Records that describe figures:
________________________
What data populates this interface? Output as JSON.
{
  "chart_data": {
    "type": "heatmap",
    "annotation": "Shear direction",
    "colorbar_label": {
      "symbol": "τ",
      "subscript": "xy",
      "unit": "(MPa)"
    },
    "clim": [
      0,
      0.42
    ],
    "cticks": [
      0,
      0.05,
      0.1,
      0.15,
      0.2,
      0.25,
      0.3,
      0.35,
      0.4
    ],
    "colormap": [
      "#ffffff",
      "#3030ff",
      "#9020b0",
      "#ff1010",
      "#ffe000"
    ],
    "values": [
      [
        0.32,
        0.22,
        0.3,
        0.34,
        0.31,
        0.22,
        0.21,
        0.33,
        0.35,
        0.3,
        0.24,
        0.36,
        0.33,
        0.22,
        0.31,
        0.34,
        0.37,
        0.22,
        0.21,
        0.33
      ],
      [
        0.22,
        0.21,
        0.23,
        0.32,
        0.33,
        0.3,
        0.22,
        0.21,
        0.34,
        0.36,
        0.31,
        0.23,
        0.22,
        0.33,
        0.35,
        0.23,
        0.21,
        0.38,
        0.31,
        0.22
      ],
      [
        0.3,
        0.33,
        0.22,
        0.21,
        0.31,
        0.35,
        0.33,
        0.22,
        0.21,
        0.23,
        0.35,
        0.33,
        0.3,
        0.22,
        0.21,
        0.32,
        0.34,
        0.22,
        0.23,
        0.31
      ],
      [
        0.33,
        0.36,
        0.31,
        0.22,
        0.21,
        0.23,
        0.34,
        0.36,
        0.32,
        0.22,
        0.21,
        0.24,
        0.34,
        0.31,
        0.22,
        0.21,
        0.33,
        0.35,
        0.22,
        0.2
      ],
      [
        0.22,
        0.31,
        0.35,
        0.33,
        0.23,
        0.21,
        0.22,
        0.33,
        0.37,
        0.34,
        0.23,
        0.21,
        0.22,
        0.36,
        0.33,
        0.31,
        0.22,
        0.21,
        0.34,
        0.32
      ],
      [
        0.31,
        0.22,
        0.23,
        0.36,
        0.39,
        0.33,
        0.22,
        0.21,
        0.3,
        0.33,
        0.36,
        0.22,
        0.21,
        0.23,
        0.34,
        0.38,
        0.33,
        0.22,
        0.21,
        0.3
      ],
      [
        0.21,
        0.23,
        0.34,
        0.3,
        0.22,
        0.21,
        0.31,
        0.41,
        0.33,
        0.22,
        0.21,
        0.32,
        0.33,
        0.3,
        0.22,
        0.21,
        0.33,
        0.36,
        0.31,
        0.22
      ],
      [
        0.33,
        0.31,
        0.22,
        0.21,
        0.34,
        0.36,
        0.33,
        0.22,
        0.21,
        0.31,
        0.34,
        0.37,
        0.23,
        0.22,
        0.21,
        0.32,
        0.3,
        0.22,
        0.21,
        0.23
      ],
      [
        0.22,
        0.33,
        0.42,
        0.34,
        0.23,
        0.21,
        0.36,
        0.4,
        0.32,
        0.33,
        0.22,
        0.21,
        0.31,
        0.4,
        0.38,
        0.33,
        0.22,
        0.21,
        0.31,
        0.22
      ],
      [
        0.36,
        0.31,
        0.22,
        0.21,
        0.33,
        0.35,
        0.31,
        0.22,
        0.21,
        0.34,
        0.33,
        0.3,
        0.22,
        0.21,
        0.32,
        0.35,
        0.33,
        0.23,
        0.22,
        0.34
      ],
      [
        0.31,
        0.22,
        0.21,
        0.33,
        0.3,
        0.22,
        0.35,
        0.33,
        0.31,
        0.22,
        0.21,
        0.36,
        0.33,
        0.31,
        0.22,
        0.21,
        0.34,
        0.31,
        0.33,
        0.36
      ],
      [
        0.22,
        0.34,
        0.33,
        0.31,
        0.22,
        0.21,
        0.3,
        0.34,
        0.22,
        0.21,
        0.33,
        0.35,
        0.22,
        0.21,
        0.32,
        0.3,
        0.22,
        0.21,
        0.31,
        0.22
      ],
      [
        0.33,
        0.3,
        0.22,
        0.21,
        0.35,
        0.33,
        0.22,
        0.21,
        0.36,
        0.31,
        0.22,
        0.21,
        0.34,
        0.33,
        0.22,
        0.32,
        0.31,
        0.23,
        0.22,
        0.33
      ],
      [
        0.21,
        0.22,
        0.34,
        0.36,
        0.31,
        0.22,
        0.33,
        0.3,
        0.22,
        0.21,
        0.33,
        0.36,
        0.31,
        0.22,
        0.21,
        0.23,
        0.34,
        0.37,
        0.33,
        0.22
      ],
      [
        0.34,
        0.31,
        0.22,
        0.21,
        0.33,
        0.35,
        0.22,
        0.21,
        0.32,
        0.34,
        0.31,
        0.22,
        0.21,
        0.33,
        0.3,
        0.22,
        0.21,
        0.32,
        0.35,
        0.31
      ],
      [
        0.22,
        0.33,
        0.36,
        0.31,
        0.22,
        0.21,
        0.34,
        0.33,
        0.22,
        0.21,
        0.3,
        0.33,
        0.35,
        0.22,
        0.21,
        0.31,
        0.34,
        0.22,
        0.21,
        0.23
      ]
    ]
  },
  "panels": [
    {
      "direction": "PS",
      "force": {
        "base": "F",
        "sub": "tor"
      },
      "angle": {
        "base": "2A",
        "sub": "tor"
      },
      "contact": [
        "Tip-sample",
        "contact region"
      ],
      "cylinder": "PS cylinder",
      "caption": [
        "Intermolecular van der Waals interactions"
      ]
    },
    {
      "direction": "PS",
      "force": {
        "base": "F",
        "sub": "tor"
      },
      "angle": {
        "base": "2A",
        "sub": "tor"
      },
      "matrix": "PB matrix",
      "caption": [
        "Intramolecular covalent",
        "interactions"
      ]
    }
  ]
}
________________________
*Given exercise:* Reproduce the full listing word for word.

*Response to this task:*
What data populates this interface? Output as JSON.
{
  "chart_data": {
    "type": "heatmap",
    "annotation": "Shear direction",
    "colorbar_label": {
      "symbol": "τ",
      "subscript": "xy",
      "unit": "(MPa)"
    },
    "clim": [
      0,
      0.42
    ],
    "cticks": [
      0,
      0.05,
      0.1,
      0.15,
      0.2,
      0.25,
      0.3,
      0.35,
      0.4
    ],
    "colormap": [
      "#ffffff",
      "#3030ff",
      "#9020b0",
      "#ff1010",
      "#ffe000"
    ],
    "values": [
      [
        0.32,
        0.22,
        0.3,
        0.34,
        0.31,
        0.22,
        0.21,
        0.33,
        0.35,
        0.3,
        0.24,
        0.36,
        0.33,
        0.22,
        0.31,
        0.34,
        0.37,
        0.22,
        0.21,
        0.33
      ],
      [
        0.22,
        0.21,
        0.23,
        0.32,
        0.33,
        0.3,
        0.22,
        0.21,
        0.34,
        0.36,
        0.31,
        0.23,
        0.22,
        0.33,
        0.35,
        0.23,
        0.21,
        0.38,
        0.31,
        0.22
      ],
      [
        0.3,
        0.33,
        0.22,
        0.21,
        0.31,
        0.35,
        0.33,
        0.22,
        0.21,
        0.23,
        0.35,
        0.33,
        0.3,
        0.22,
        0.21,
        0.32,
        0.34,
        0.22,
        0.23,
        0.31
      ],
      [
        0.33,
        0.36,
        0.31,
        0.22,
        0.21,
        0.23,
        0.34,
        0.36,
        0.32,
        0.22,
        0.21,
        0.24,
        0.34,
        0.31,
        0.22,
        0.21,
        0.33,
        0.35,
        0.22,
        0.2
      ],
      [
        0.22,
        0.31,
        0.35,
        0.33,
        0.23,
        0.21,
        0.22,
        0.33,
        0.37,
        0.34,
        0.23,
        0.21,
        0.22,
        0.36,
        0.33,
        0.31,
        0.22,
        0.21,
        0.34,
        0.32
      ],
      [
        0.31,
        0.22,
        0.23,
        0.36,
        0.39,
        0.33,
        0.22,
        0.21,
        0.3,
        0.33,
        0.36,
        0.22,
        0.21,
        0.23,
        0.34,
        0.38,
        0.33,
        0.22,
        0.21,
        0.3
      ],
      [
        0.21,
        0.23,
        0.34,
        0.3,
        0.22,
        0.21,
        0.31,
        0.41,
        0.33,
        0.22,
        0.21,
        0.32,
        0.33,
        0.3,
        0.22,
        0.21,
        0.33,
        0.36,
        0.31,
        0.22
      ],
      [
        0.33,
        0.31,
        0.22,
        0.21,
        0.34,
        0.36,
        0.33,
        0.22,
        0.21,
        0.31,
        0.34,
        0.37,
        0.23,
        0.22,
        0.21,
        0.32,
        0.3,
        0.22,
        0.21,
        0.23
      ],
      [
        0.22,
        0.33,
        0.42,
        0.34,
        0.23,
        0.21,
        0.36,
        0.4,
        0.32,
        0.33,
        0.22,
        0.21,
        0.31,
        0.4,
        0.38,
        0.33,
        0.22,
        0.21,
        0.31,
        0.22
      ],
      [
        0.36,
        0.31,
        0.22,
        0.21,
        0.33,
        0.35,
        0.31,
        0.22,
        0.21,
        0.34,
        0.33,
        0.3,
        0.22,
        0.21,
        0.32,
        0.35,
        0.33,
        0.23,
        0.22,
        0.34
      ],
      [
        0.31,
        0.22,
        0.21,
        0.33,
        0.3,
        0.22,
        0.35,
        0.33,
        0.31,
        0.22,
        0.21,
        0.36,
        0.33,
        0.31,
        0.22,
        0.21,
        0.34,
        0.31,
        0.33,
        0.36
      ],
      [
        0.22,
        0.34,
        0.33,
        0.31,
        0.22,
        0.21,
        0.3,
        0.34,
        0.22,
        0.21,
        0.33,
        0.35,
        0.22,
        0.21,
        0.32,
        0.3,
        0.22,
        0.21,
        0.31,
        0.22
      ],
      [
        0.33,
        0.3,
        0.22,
        0.21,
        0.35,
        0.33,
        0.22,
        0.21,
        0.36,
        0.31,
        0.22,
        0.21,
        0.34,
        0.33,
        0.22,
        0.32,
        0.31,
        0.23,
        0.22,
        0.33
      ],
      [
        0.21,
        0.22,
        0.34,
        0.36,
        0.31,
        0.22,
        0.33,
        0.3,
        0.22,
        0.21,
        0.33,
        0.36,
        0.31,
        0.22,
        0.21,
        0.23,
        0.34,
        0.37,
        0.33,
        0.22
      ],
      [
        0.34,
        0.31,
        0.22,
        0.21,
        0.33,
        0.35,
        0.22,
        0.21,
        0.32,
        0.34,
        0.31,
        0.22,
        0.21,
        0.33,
        0.3,
        0.22,
        0.21,
        0.32,
        0.35,
        0.31
      ],
      [
        0.22,
        0.33,
        0.36,
        0.31,
        0.22,
        0.21,
        0.34,
        0.33,
        0.22,
        0.21,
        0.3,
        0.33,
        0.35,
        0.22,
        0.21,
        0.31,
        0.34,
        0.22,
        0.21,
        0.23
      ]
    ]
  },
  "panels": [
    {
      "direction": "PS",
      "force": {
        "base": "F",
        "sub": "tor"
      },
      "angle": {
        "base": "2A",
        "sub": "tor"
      },
      "contact": [
        "Tip-sample",
        "contact region"
      ],
      "cylinder": "PS cylinder",
      "caption": [
        "Intermolecular van der Waals interactions"
      ]
    },
    {
      "direction": "PS",
      "force": {
        "base": "F",
        "sub": "tor"
      },
      "angle": {
        "base": "2A",
        "sub": "tor"
      },
      "matrix": "PB matrix",
      "caption": [
        "Intramolecular covalent",
        "interactions"
      ]
    }
  ]
}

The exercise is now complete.